#### PROVIDED TEXT ####

As Nicholson relates, suppliers essentially stopped new orders during much of Q2 and Q3 in 2020 given the significant fall-off in demand. As marketplace conditions improved, there ensued a sprint to replenish inventory – both within promo and across many other industries. “The supply chain is simply not elastic enough to support the current demand,” says Nicholson in explaining another reason for delays in inventory replenishment.
Additionally, the pandemic has driven meaningful shifts in what end-buyers are purchasing. What were traditionally strong-sellers for events and in-person meetings have been replaced by much higher demand for gifts, safety-related items and at-home products. “This has required suppliers to adapt forecast projections and to shift what they are buying,” says Nicholson. “All of this has created real challenges in maintaining adequate inventory levels – and will likely not rebalance for the industry until later this year.”
Nanus shared a similar perspective. “Suppliers are facing new challenges forecasting inventory given the pandemic and change in product sales,” he asserts. “Standard items that would normally be strong sellers may have slowed while products geared to the home are on the rise. With this in mind, suppliers are reworking inventory levels to meet current sales needs. Therefore, suppliers may run short as demand returns to a more normal level of basic product.”
Combating Inventory Challenges
Certain executives see the inventory issues normalizing, at least for their companies if not industry-wide, by some time in the second quarter.
“Inventory challenges are being caused by an imbalance of supply and demand,” explains Noonan. He shares that for SanMar Q4 2020 sales came in stronger than the company had forecast. That resulted in inventories being pulled lower than SanMar is comfortable with for Q1. Nonetheless, the supplier has been diligently working to correct the issue – something Noonan says is bearing fruit. “In general, we expect to be back in a healthy inventory position by some time in Q2,” he says.
PCNA has been proactive on the inventory front, too. Anticipating inventory challenges amid the expected economic recovery in 2021, PCNA significantly increased inventory purchases on core, best-selling items last autumn, investing an additional $10 million to ensure deep stock on those popular products – inventory above and beyond what the firm would normally carry.

####

EXERCISE REQUIREMENTS:
According to the inventory text, how much additional money did PCNA invest last autumn to ensure deep stock on its core, best-selling items?

#### MATERIAL SUPPLIED ####

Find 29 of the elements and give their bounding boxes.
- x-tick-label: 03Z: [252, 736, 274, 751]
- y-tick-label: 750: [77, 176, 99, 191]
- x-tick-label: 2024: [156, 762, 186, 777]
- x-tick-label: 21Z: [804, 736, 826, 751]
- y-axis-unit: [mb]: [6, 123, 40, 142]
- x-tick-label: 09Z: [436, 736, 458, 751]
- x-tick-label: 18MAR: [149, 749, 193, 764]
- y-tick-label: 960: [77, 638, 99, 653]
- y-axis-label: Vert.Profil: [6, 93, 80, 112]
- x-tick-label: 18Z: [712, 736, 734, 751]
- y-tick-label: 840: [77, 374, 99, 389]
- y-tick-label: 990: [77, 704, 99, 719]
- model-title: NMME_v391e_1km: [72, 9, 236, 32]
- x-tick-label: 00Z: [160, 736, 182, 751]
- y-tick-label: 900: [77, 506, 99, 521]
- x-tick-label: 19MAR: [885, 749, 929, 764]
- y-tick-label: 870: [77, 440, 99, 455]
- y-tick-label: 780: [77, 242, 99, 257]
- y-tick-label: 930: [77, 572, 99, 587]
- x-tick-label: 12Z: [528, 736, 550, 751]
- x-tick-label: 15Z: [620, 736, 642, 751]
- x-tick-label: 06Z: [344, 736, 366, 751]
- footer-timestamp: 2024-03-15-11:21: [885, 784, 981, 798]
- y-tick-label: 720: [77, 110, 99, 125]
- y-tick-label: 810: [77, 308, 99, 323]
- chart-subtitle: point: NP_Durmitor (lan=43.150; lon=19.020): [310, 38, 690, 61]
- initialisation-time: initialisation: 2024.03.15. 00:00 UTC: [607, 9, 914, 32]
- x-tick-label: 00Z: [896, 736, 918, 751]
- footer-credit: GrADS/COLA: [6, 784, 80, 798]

####

WORKED SOLUTION:
$10 million